(What this task involves):
Quote the data below in full, minus the images.

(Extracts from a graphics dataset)

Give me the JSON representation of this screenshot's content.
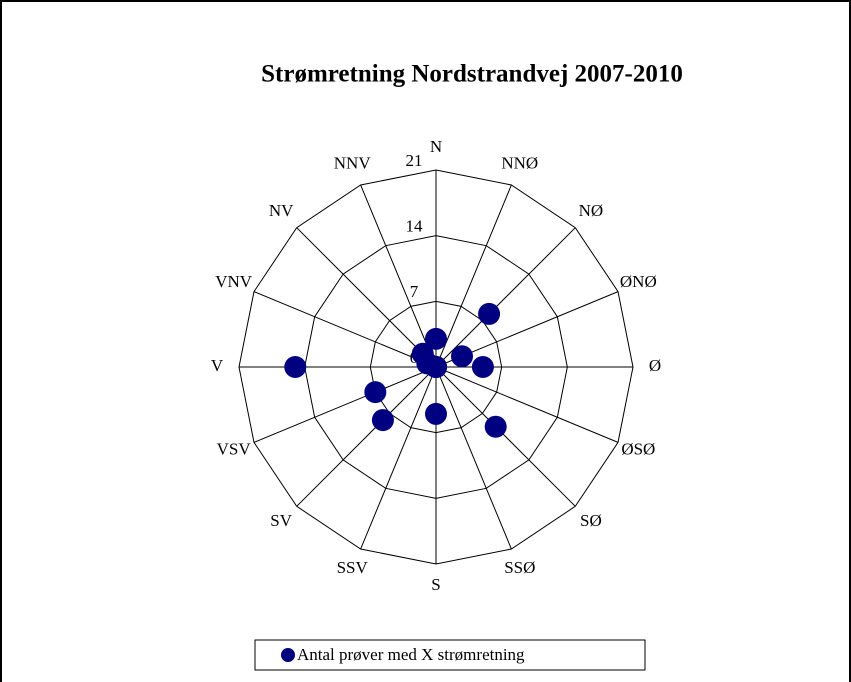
{
  "chart_data": {
    "type": "radar",
    "title": "Strømretning Nordstrandvej 2007-2010",
    "categories": [
      "N",
      "NNØ",
      "NØ",
      "ØNØ",
      "Ø",
      "ØSØ",
      "SØ",
      "SSØ",
      "S",
      "SSV",
      "SV",
      "VSV",
      "V",
      "VNV",
      "NV",
      "NNV"
    ],
    "series": [
      {
        "name": "Antal prøver med X strømretning",
        "color": "#000080",
        "values": [
          3,
          0,
          8,
          3,
          5,
          0,
          9,
          0,
          5,
          0,
          8,
          7,
          15,
          1,
          2,
          0
        ]
      }
    ],
    "ylim": [
      0,
      21
    ],
    "yticks": [
      0,
      7,
      14,
      21
    ],
    "legend": "bottom"
  }
}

(Expected output):
Give me the JSON representation of this screenshot's content.
{
  "chart_data": {
    "type": "radar",
    "title": "Strømretning Nordstrandvej 2007-2010",
    "categories": [
      "N",
      "NNØ",
      "NØ",
      "ØNØ",
      "Ø",
      "ØSØ",
      "SØ",
      "SSØ",
      "S",
      "SSV",
      "SV",
      "VSV",
      "V",
      "VNV",
      "NV",
      "NNV"
    ],
    "series": [
      {
        "name": "Antal prøver med X strømretning",
        "color": "#000080",
        "values": [
          3,
          0,
          8,
          3,
          5,
          0,
          9,
          0,
          5,
          0,
          8,
          7,
          15,
          1,
          2,
          0
        ]
      }
    ],
    "ylim": [
      0,
      21
    ],
    "yticks": [
      0,
      7,
      14,
      21
    ],
    "legend": "bottom"
  }
}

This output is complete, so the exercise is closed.